-- Begin RECORDS FOR THIS TASK --

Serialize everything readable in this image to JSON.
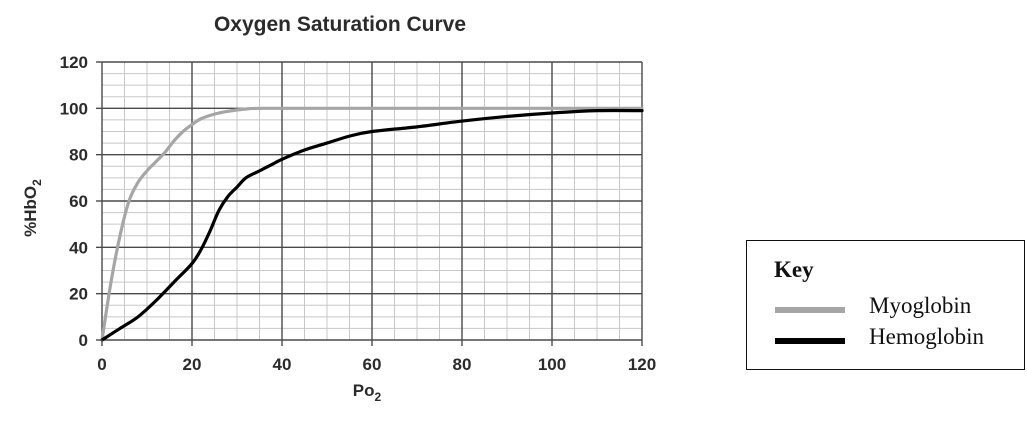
{
  "chart_data": {
    "type": "line",
    "title": "Oxygen Saturation Curve",
    "xlabel": "Po",
    "xlabel_sub": "2",
    "ylabel": "%HbO",
    "ylabel_sub": "2",
    "xlim": [
      0,
      120
    ],
    "ylim": [
      0,
      120
    ],
    "x_ticks": [
      "0",
      "20",
      "40",
      "60",
      "80",
      "100",
      "120"
    ],
    "y_ticks": [
      "0",
      "20",
      "40",
      "60",
      "80",
      "100",
      "120"
    ],
    "grid": true,
    "series": [
      {
        "name": "Myoglobin",
        "color": "#a6a6a6",
        "points": [
          [
            0,
            0
          ],
          [
            2,
            25
          ],
          [
            4,
            45
          ],
          [
            6,
            60
          ],
          [
            8,
            68
          ],
          [
            10,
            73
          ],
          [
            12,
            77
          ],
          [
            14,
            81
          ],
          [
            16,
            86
          ],
          [
            18,
            90
          ],
          [
            20,
            93
          ],
          [
            22,
            95.5
          ],
          [
            25,
            97.5
          ],
          [
            28,
            98.7
          ],
          [
            32,
            99.7
          ],
          [
            36,
            100
          ],
          [
            60,
            100
          ],
          [
            100,
            100
          ],
          [
            120,
            100
          ]
        ]
      },
      {
        "name": "Hemoglobin",
        "color": "#000000",
        "points": [
          [
            0,
            0
          ],
          [
            4,
            5
          ],
          [
            8,
            10
          ],
          [
            12,
            17
          ],
          [
            16,
            25
          ],
          [
            20,
            33
          ],
          [
            22,
            39
          ],
          [
            24,
            47
          ],
          [
            26,
            56
          ],
          [
            28,
            62
          ],
          [
            30,
            66
          ],
          [
            32,
            70
          ],
          [
            35,
            73
          ],
          [
            38,
            76
          ],
          [
            40,
            78
          ],
          [
            45,
            82
          ],
          [
            50,
            85
          ],
          [
            55,
            88
          ],
          [
            60,
            90
          ],
          [
            70,
            92
          ],
          [
            80,
            94.5
          ],
          [
            90,
            96.5
          ],
          [
            100,
            98
          ],
          [
            110,
            99
          ],
          [
            120,
            99
          ]
        ]
      }
    ]
  },
  "key": {
    "title": "Key",
    "items": [
      {
        "label": "Myoglobin",
        "color": "#a6a6a6"
      },
      {
        "label": "Hemoglobin",
        "color": "#000000"
      }
    ]
  }
}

-- End RECORDS FOR THIS TASK --

## TASK DETAILS
Copy every line in the records above that contains the word "color".

## EXERCISE RESULT
        "color": "#a6a6a6",
        "color": "#000000",
        "color": "#a6a6a6"
        "color": "#000000"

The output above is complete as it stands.